* [Text passage]:
12.Section 112 undoubtedly refers separately to contravention of the provisions of the Act and contravention of any of the rules made under the Act but it does not make a distinction between the two classes of offences. Far from it. It clubs them together and treats them on a par by declaring both classes of contraventions as offences under it and by prescribing the same punishment for both. Section 112 thus takes in breaches of the Act as well as breaches of the rules, with the result that breaches of the rules become offences under Section 112 that is, offences under the Act.

13.It is important that the rules framed by the State government in the exercise of its powers under Section 21 of the Act do not create any offences, assuming that the rule-making power could extend that far. The rules provide for contingencies of divers kinds like licensing of drivers and conductors, registration and control of motor vehicles, construction, equipment and maintenance of vehicles, etc. There is no rule among the 316 rules which are contained in the Rules of 1959, which either creates an offence or prescribes a penalty for any offence. The rules prescribe norms; breaches thereof become offences under the Act and the Act provides for the punishment and penalties for those offences. Thus, the breach of a rule constitutes an offence not under the Rules but under the Act.

14.The relevant pre-condition of Section 17 being that the person who is proposed to be disqualified for holding a driving licence must be convicted of an offence under the Act and as the petitioner was convicted for the contravention of Rule 26 (34), which constitutes an offence under the Act, he was liable to be disqualified under S. 17 (1).

* [Dataset rows]:
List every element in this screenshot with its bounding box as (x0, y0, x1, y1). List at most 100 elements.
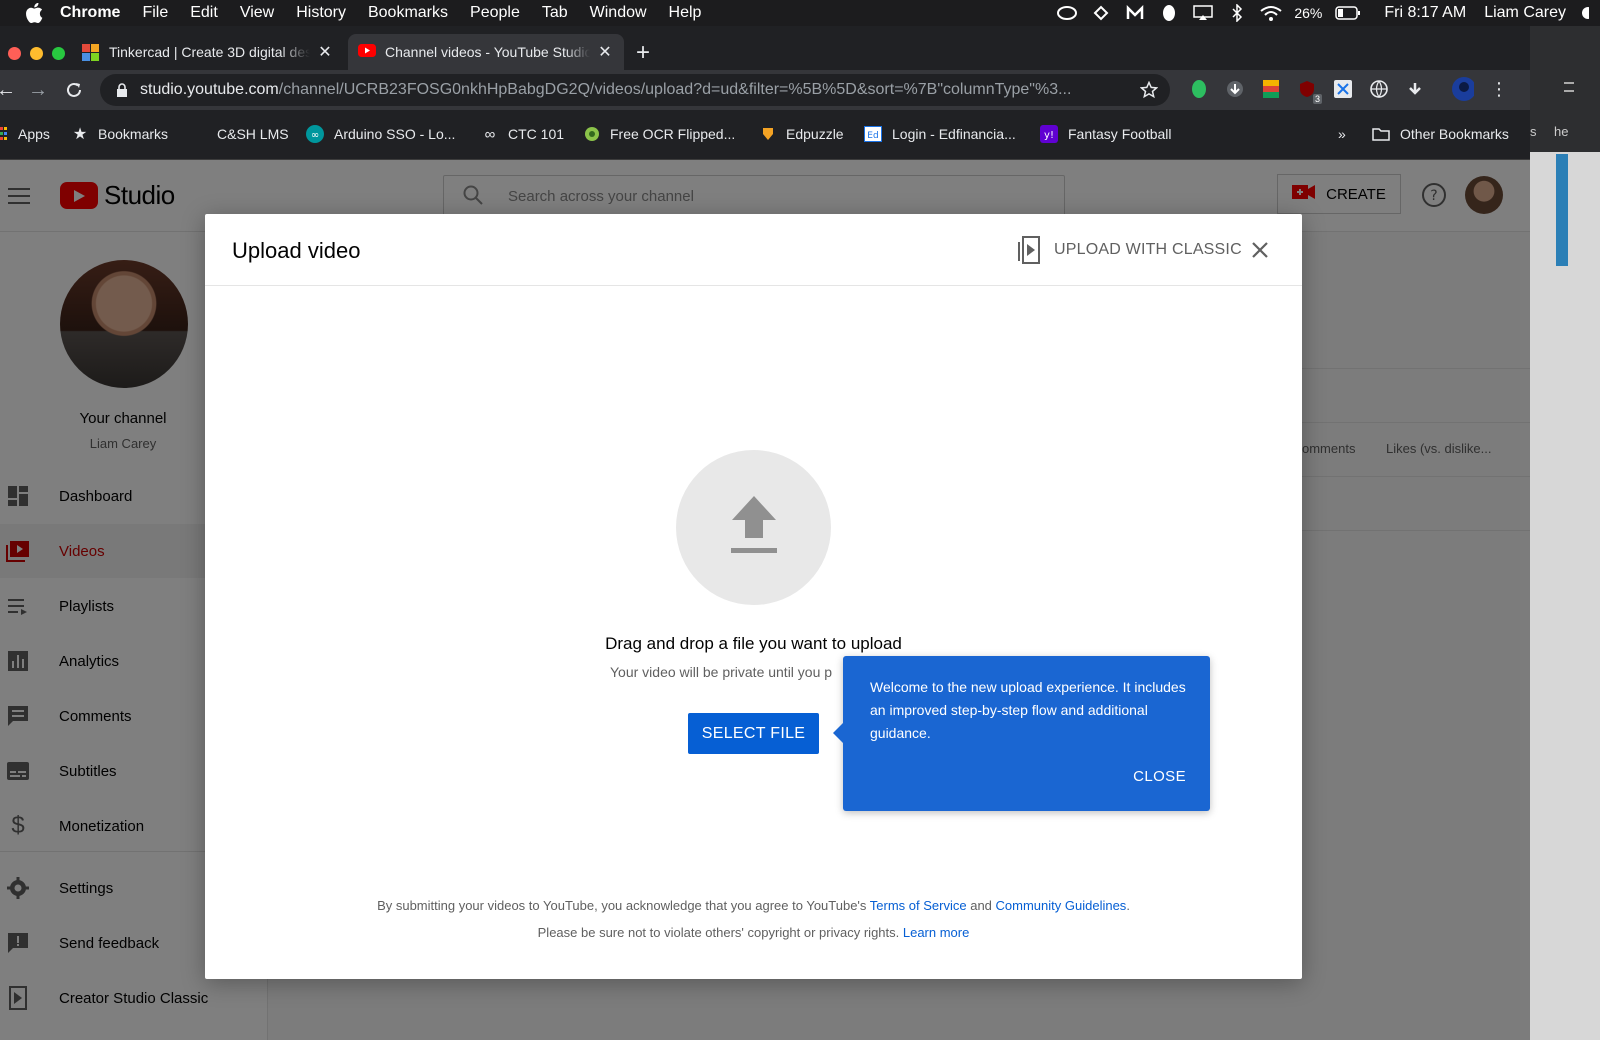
lock-icon[interactable] (116, 82, 130, 98)
svg-text:Ed: Ed (867, 131, 878, 141)
download-extension-icon[interactable] (1224, 78, 1246, 100)
apps-grid-icon (0, 126, 8, 142)
bookmark-csh-lms[interactable]: C&SH LMS (217, 126, 289, 142)
tooltip-message: Welcome to the new upload experience. It… (870, 679, 1186, 741)
close-icon[interactable]: ✕ (316, 43, 334, 61)
learn-more-link[interactable]: Learn more (903, 925, 969, 940)
google-keep-icon[interactable] (1260, 78, 1282, 100)
menu-app-name[interactable]: Chrome (60, 4, 120, 22)
dialog-header: Upload video UPLOAD WITH CLASSIC (205, 214, 1302, 286)
apple-icon[interactable] (22, 2, 46, 24)
new-tab-button[interactable]: + (630, 39, 656, 66)
classic-studio-icon (1018, 236, 1042, 264)
bookmark-other-bookmarks[interactable]: Other Bookmarks (1372, 126, 1509, 142)
forward-arrow-icon[interactable]: → (26, 78, 50, 102)
minimize-window-button[interactable] (30, 47, 43, 60)
menu-file[interactable]: File (142, 4, 168, 22)
bookmark-label: Apps (18, 126, 50, 142)
back-arrow-icon[interactable]: ← (0, 78, 18, 102)
dialog-title: Upload video (232, 238, 361, 263)
menu-clock[interactable]: Fri 8:17 AM (1384, 4, 1466, 22)
tab-title: Tinkercad | Create 3D digital designs (109, 44, 310, 60)
battery-icon[interactable] (1334, 4, 1362, 22)
wifi-icon[interactable] (1260, 4, 1282, 22)
edpuzzle-icon (760, 126, 776, 142)
background-window-edge: s he (1530, 26, 1600, 1040)
menu-help[interactable]: Help (669, 4, 702, 22)
background-window-accent (1556, 154, 1568, 266)
bookmark-star-icon[interactable] (1138, 79, 1160, 101)
chrome-window-frame: Tinkercad | Create 3D digital designs ✕ … (0, 26, 1560, 160)
close-window-button[interactable] (8, 47, 21, 60)
profile-avatar-icon[interactable] (1452, 77, 1474, 101)
menu-user[interactable]: Liam Carey (1484, 4, 1566, 22)
download-arrow-icon[interactable] (1404, 78, 1426, 100)
bookmarks-bar: Apps ★ Bookmarks C&SH LMS ∞ Arduino SSO … (0, 110, 1560, 158)
tab-youtube-studio[interactable]: Channel videos - YouTube Studio ✕ (348, 34, 624, 70)
battery-percentage: 26% (1294, 5, 1323, 21)
screen-capture-icon[interactable] (1332, 78, 1354, 100)
bookmark-bookmarks[interactable]: ★ Bookmarks (72, 126, 169, 143)
tooltip-close-button[interactable]: CLOSE (1133, 768, 1186, 785)
bluetooth-icon[interactable] (1226, 4, 1248, 22)
close-icon[interactable] (1248, 238, 1272, 262)
legal-text: and (966, 898, 996, 913)
airplay-icon[interactable] (1192, 4, 1214, 22)
menu-history[interactable]: History (296, 4, 346, 22)
bookmark-edfinancial[interactable]: Ed Login - Edfinancia... (864, 126, 1016, 142)
reload-icon[interactable] (62, 78, 86, 102)
creative-cloud-icon[interactable] (1056, 4, 1078, 22)
menu-lines-icon (1564, 82, 1574, 92)
notification-center-icon[interactable] (1578, 4, 1590, 22)
upload-drop-target[interactable] (676, 450, 831, 605)
terms-of-service-link[interactable]: Terms of Service (870, 898, 967, 913)
bookmark-arduino[interactable]: ∞ Arduino SSO - Lo... (306, 125, 455, 143)
community-guidelines-link[interactable]: Community Guidelines (996, 898, 1127, 913)
url-host: studio.youtube.com (140, 81, 279, 98)
menu-bar-status-area: 26% Fri 8:17 AM Liam Carey (1056, 0, 1590, 26)
select-file-button[interactable]: SELECT FILE (688, 713, 819, 754)
bookmark-label: Bookmarks (98, 126, 169, 142)
arduino-icon: ∞ (306, 125, 324, 143)
bookmark-apps[interactable]: Apps (0, 126, 50, 142)
chrome-menu-icon[interactable]: ⋮ (1488, 78, 1510, 100)
upload-with-classic-label: UPLOAD WITH CLASSIC (1054, 241, 1242, 258)
bookmark-label: Login - Edfinancia... (892, 126, 1016, 142)
menu-tab[interactable]: Tab (542, 4, 568, 22)
sync-icon[interactable] (1090, 4, 1112, 22)
globe-extension-icon[interactable] (1368, 78, 1390, 100)
menu-edit[interactable]: Edit (190, 4, 218, 22)
ocr-icon (584, 126, 600, 142)
menu-view[interactable]: View (240, 4, 274, 22)
privacy-notice: Your video will be private until you p (610, 664, 833, 680)
menu-bookmarks[interactable]: Bookmarks (368, 4, 448, 22)
evernote-extension-icon[interactable] (1188, 78, 1210, 100)
menu-people[interactable]: People (470, 4, 520, 22)
overflow-label: » (1338, 126, 1346, 142)
bookmark-label: Free OCR Flipped... (610, 126, 736, 142)
mail-m-icon[interactable] (1124, 4, 1146, 22)
ublock-icon[interactable]: 3 (1296, 78, 1322, 104)
menu-window[interactable]: Window (590, 4, 647, 22)
bookmark-free-ocr[interactable]: Free OCR Flipped... (584, 126, 735, 142)
upload-with-classic-button[interactable]: UPLOAD WITH CLASSIC (1018, 236, 1242, 264)
legal-notice-line-2: Please be sure not to violate others' co… (205, 925, 1302, 940)
drag-drop-instructions: Drag and drop a file you want to upload (605, 634, 902, 653)
star-icon: ★ (72, 126, 88, 143)
zoom-window-button[interactable] (52, 47, 65, 60)
evernote-icon[interactable] (1158, 4, 1180, 22)
tooltip-arrow (833, 722, 844, 744)
bookmarks-overflow-chevron[interactable]: » (1338, 126, 1346, 142)
svg-text:∞: ∞ (311, 130, 319, 141)
background-window-text: he (1554, 124, 1569, 139)
bookmark-fantasy-football[interactable]: y! Fantasy Football (1040, 125, 1172, 143)
legal-text: By submitting your videos to YouTube, yo… (377, 898, 870, 913)
bookmark-edpuzzle[interactable]: Edpuzzle (760, 126, 844, 142)
bookmark-label: C&SH LMS (217, 126, 289, 142)
close-icon[interactable]: ✕ (596, 43, 614, 61)
bookmark-label: Fantasy Football (1068, 126, 1172, 142)
welcome-tooltip: Welcome to the new upload experience. It… (833, 656, 1210, 811)
bookmark-ctc-101[interactable]: ∞ CTC 101 (482, 126, 564, 143)
address-bar[interactable]: studio.youtube.com/channel/UCRB23FOSG0nk… (100, 74, 1170, 106)
tab-tinkercad[interactable]: Tinkercad | Create 3D digital designs ✕ (72, 34, 344, 70)
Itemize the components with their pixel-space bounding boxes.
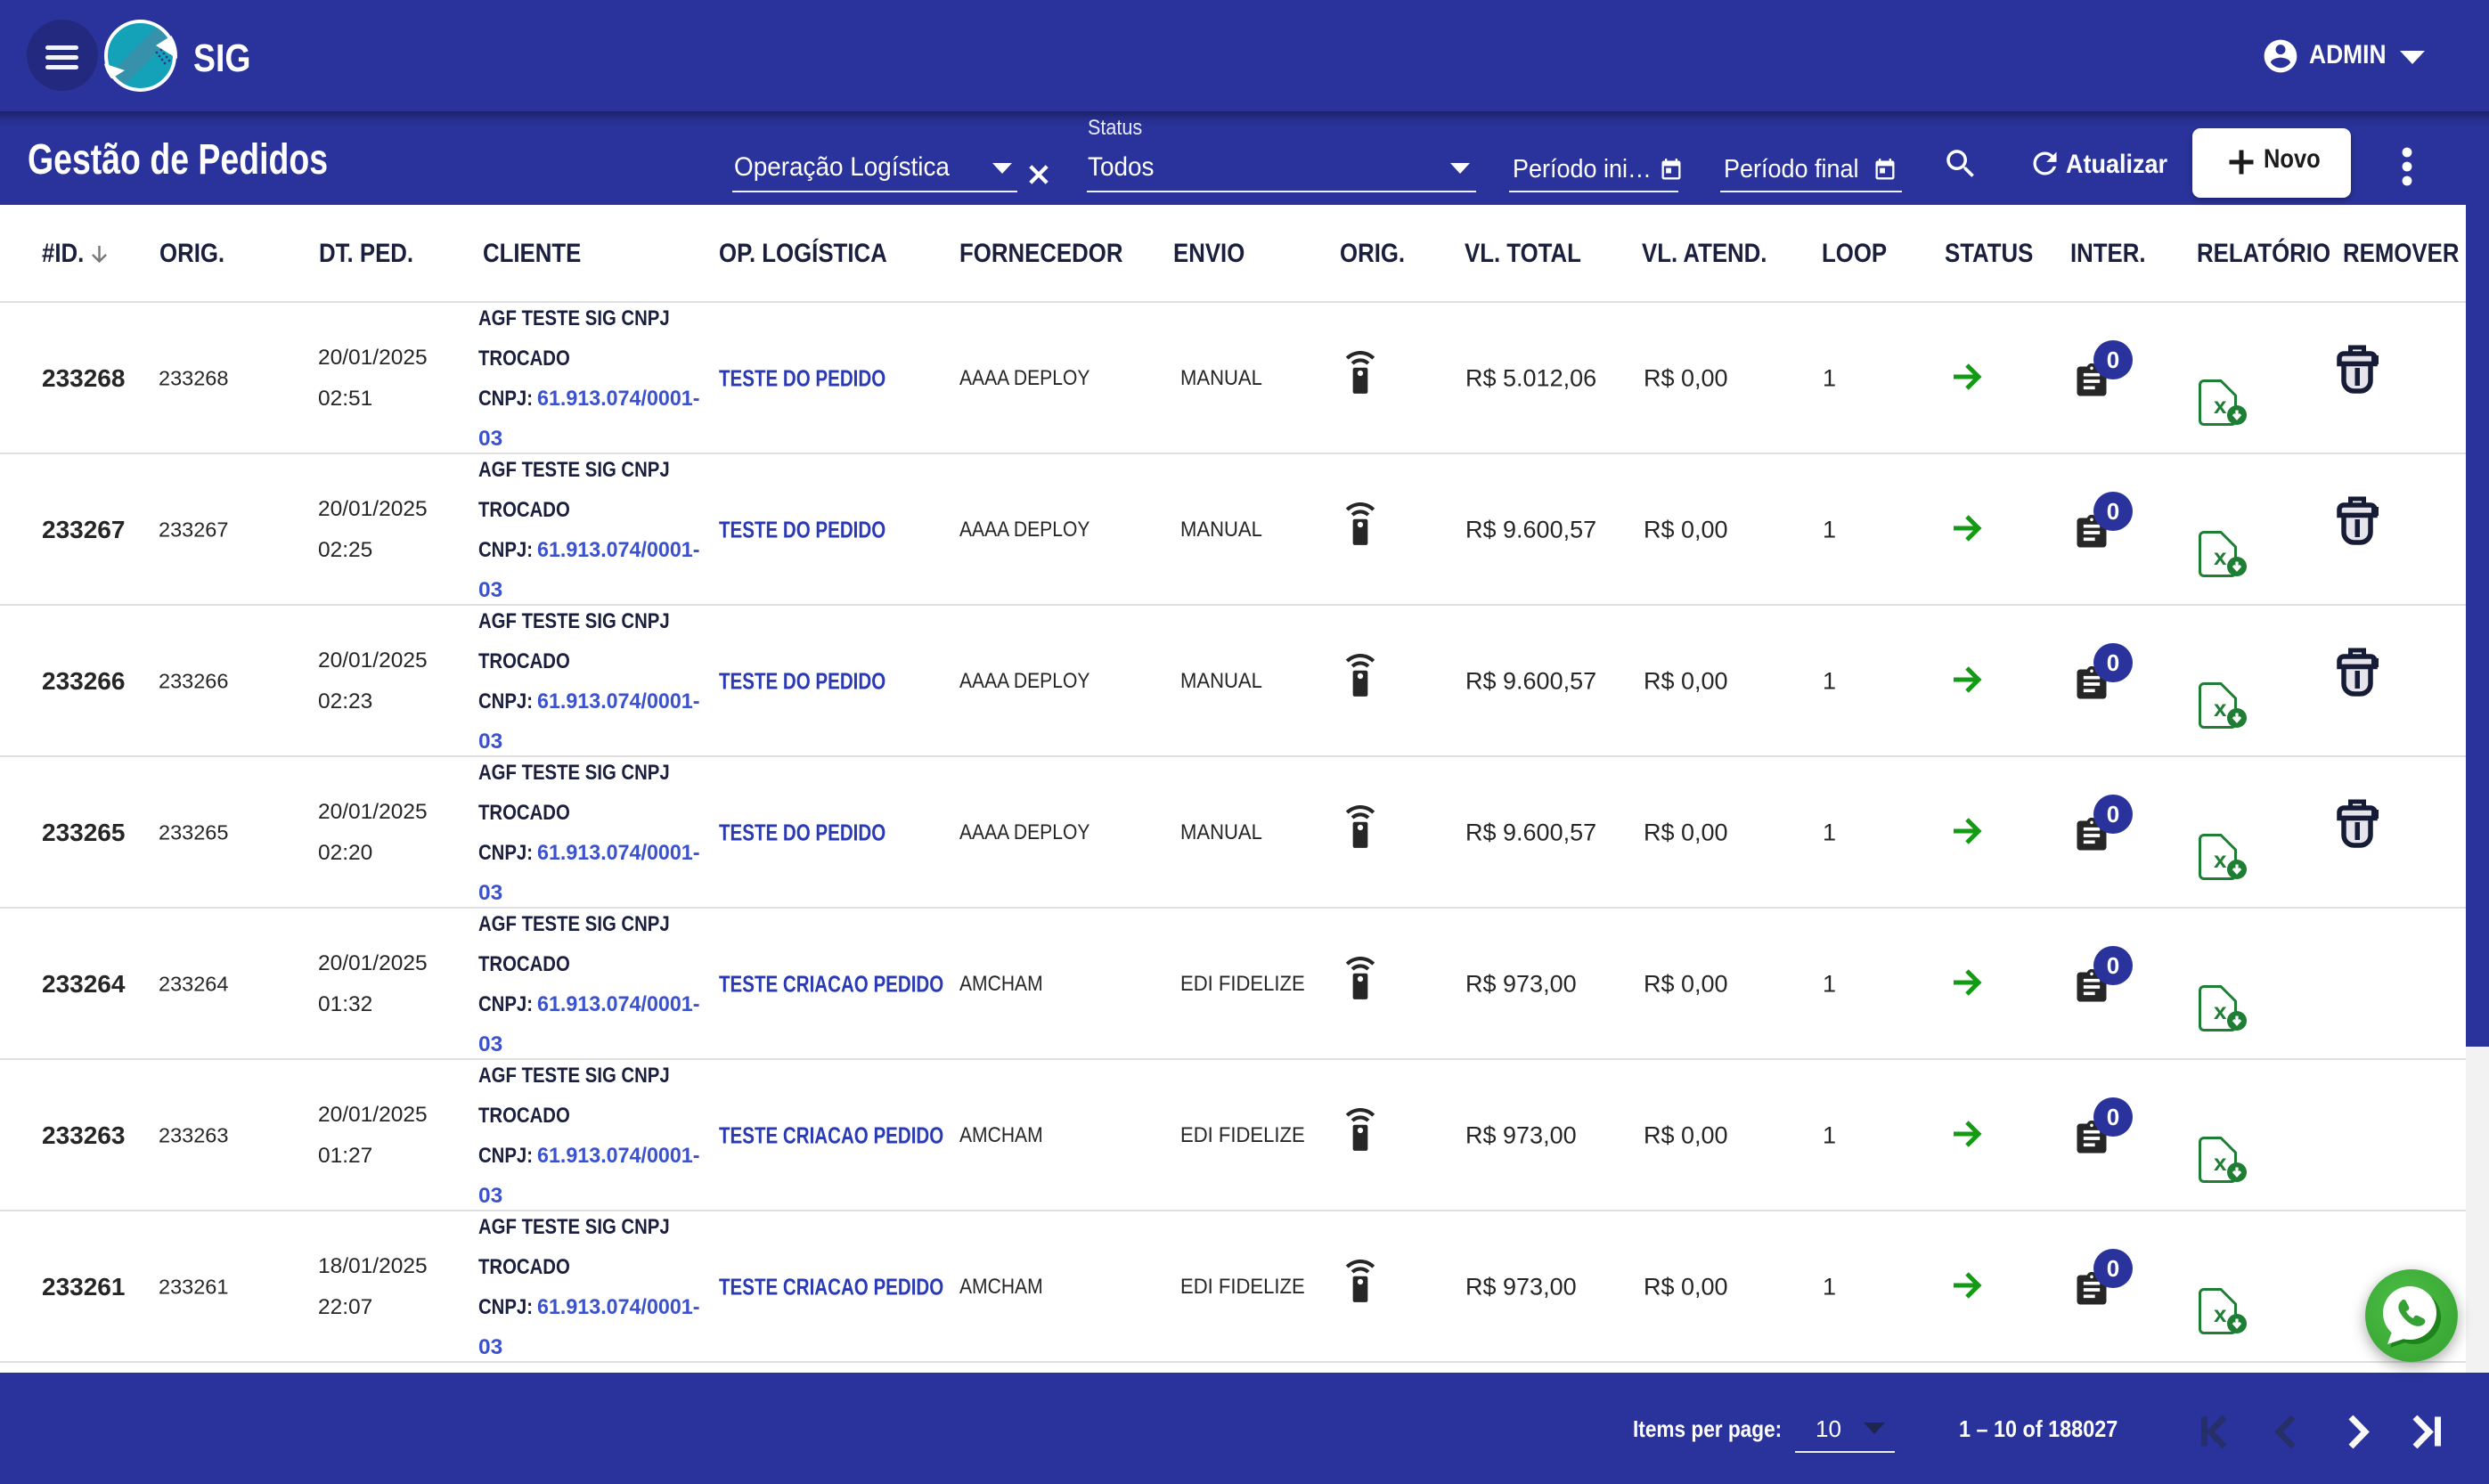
- svg-text:x: x: [2214, 1149, 2227, 1176]
- svg-text:x: x: [2214, 1301, 2227, 1327]
- svg-text:x: x: [2214, 695, 2227, 722]
- svg-text:x: x: [2214, 392, 2227, 419]
- svg-text:x: x: [2214, 543, 2227, 570]
- svg-text:x: x: [2214, 846, 2227, 873]
- svg-text:x: x: [2214, 998, 2227, 1024]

* [Set task]: Copy the stretch of the passage on offences under the Act from "14.The relevant pre-condition" through "under S. 17 (1).". The records come from a separate source and have no connection to the passage.

* [Result for this exercise]:
14.The relevant pre-condition of Section 17 being that the person who is proposed to be disqualified for holding a driving licence must be convicted of an offence under the Act and as the petitioner was convicted for the contravention of Rule 26 (34), which constitutes an offence under the Act, he was liable to be disqualified under S. 17 (1).